### Problem requirements
Keep only the lines of the listing that include the word "JSON", and copy them.

### Material for this exercise
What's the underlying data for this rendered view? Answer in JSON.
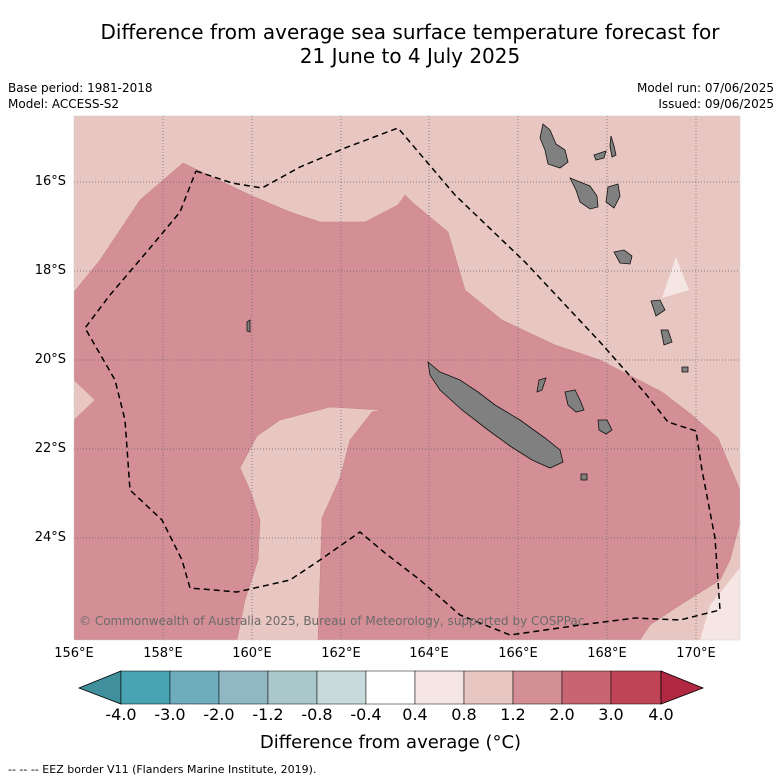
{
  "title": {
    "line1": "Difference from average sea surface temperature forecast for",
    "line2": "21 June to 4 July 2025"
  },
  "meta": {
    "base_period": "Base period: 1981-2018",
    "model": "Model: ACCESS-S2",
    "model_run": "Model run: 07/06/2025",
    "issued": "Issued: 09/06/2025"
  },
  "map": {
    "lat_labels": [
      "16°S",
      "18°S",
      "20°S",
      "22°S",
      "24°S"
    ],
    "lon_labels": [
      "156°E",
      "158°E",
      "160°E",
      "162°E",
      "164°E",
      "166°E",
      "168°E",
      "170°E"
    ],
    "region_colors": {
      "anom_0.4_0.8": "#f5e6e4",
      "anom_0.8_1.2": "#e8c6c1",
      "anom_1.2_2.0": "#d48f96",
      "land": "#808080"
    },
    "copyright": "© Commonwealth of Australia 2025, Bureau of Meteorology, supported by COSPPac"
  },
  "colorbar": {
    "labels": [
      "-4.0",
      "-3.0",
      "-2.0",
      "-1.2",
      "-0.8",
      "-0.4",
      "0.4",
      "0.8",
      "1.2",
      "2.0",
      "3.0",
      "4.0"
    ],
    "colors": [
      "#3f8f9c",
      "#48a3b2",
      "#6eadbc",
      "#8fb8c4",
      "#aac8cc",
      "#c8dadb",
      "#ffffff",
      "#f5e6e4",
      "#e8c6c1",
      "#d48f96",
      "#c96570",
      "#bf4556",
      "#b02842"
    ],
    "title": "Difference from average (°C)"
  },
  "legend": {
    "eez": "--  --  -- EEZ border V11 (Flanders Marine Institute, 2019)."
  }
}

...

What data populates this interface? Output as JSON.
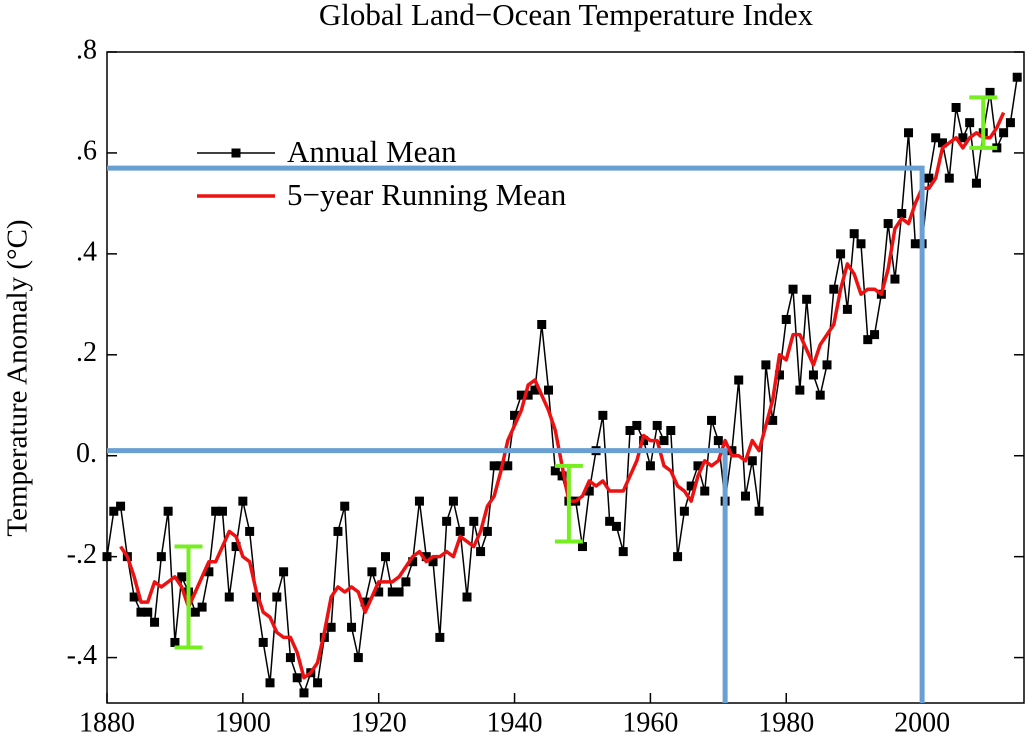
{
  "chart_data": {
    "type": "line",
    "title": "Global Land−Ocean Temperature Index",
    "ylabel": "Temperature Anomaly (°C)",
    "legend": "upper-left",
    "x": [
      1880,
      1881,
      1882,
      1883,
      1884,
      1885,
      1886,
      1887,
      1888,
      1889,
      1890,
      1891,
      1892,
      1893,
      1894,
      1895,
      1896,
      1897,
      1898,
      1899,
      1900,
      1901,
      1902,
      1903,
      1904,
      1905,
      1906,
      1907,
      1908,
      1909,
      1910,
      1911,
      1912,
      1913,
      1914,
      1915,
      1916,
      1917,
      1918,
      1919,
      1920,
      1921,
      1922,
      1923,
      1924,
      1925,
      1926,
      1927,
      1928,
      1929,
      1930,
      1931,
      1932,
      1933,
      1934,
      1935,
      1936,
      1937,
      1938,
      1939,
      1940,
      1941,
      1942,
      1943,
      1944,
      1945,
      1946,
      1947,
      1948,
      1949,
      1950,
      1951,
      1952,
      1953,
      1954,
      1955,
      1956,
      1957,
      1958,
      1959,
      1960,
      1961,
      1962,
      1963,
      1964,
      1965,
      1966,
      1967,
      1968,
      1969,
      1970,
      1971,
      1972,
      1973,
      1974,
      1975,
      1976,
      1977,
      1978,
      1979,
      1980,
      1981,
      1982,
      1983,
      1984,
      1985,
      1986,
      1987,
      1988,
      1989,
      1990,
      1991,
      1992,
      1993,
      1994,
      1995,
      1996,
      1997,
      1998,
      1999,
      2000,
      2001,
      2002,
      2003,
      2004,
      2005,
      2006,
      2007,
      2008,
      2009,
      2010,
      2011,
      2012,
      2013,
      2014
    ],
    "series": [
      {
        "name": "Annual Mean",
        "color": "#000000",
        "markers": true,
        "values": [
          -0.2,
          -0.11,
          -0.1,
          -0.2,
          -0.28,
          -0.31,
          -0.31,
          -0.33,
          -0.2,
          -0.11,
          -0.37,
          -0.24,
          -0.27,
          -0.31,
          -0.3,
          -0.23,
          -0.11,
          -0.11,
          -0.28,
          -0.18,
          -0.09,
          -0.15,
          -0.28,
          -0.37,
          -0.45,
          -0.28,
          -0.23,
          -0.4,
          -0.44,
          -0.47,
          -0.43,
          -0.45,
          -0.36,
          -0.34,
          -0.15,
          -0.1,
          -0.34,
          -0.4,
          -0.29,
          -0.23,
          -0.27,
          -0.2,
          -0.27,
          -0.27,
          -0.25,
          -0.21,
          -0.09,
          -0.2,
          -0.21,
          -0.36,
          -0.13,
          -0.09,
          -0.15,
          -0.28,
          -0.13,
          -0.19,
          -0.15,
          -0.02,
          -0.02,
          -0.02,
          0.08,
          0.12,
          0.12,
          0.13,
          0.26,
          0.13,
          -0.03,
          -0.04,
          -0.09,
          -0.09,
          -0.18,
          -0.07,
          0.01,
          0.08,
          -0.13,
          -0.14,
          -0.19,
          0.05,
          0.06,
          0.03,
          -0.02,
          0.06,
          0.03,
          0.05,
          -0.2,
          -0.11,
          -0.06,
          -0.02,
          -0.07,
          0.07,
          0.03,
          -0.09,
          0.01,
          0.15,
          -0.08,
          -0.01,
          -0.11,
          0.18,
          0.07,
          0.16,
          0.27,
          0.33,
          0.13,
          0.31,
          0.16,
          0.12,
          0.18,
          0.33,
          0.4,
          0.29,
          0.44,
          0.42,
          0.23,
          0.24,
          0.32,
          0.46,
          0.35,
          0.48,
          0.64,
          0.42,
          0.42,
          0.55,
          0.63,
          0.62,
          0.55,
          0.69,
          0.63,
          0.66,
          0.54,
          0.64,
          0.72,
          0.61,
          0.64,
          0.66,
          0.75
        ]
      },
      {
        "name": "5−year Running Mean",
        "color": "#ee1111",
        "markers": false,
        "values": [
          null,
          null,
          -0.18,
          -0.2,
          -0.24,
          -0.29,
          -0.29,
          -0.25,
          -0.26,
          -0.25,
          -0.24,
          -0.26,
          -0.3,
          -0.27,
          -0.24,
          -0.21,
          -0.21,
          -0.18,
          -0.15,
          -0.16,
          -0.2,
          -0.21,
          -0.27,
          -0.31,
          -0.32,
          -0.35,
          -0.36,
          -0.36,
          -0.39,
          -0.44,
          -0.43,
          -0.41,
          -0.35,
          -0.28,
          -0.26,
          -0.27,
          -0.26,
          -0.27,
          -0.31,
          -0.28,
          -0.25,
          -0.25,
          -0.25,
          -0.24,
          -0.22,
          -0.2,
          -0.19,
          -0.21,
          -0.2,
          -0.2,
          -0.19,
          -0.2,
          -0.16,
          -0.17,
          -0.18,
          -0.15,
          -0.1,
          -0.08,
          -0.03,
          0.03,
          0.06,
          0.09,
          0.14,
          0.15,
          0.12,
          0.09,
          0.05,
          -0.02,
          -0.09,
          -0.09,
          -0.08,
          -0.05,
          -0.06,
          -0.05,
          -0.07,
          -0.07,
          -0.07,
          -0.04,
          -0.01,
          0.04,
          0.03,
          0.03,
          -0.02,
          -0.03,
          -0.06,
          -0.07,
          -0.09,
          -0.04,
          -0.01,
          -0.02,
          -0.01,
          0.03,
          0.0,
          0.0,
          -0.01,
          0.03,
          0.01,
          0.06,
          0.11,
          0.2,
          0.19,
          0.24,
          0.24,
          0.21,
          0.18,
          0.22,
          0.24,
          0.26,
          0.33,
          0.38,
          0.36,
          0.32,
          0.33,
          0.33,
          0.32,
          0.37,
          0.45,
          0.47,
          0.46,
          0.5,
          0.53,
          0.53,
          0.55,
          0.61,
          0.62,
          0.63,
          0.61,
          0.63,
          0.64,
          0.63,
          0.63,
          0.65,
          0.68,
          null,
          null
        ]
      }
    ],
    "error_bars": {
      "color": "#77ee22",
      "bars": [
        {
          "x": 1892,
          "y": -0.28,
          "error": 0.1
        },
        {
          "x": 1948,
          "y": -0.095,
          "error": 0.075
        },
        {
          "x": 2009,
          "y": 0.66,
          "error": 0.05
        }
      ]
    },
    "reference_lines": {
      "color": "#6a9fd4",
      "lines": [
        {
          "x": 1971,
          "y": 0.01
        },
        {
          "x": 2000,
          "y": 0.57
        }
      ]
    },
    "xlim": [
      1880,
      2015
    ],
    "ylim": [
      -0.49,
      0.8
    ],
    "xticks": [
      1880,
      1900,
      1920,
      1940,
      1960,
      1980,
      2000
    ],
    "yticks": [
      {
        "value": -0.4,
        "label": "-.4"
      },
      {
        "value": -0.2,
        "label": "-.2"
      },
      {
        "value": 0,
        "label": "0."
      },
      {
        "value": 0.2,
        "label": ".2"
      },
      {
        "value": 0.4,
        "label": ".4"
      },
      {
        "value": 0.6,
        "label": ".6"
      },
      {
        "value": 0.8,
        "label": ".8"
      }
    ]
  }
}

### Written response
What's the underlying data for this rendered view? Answer in JSON.
What data populates this interface? Output as JSON.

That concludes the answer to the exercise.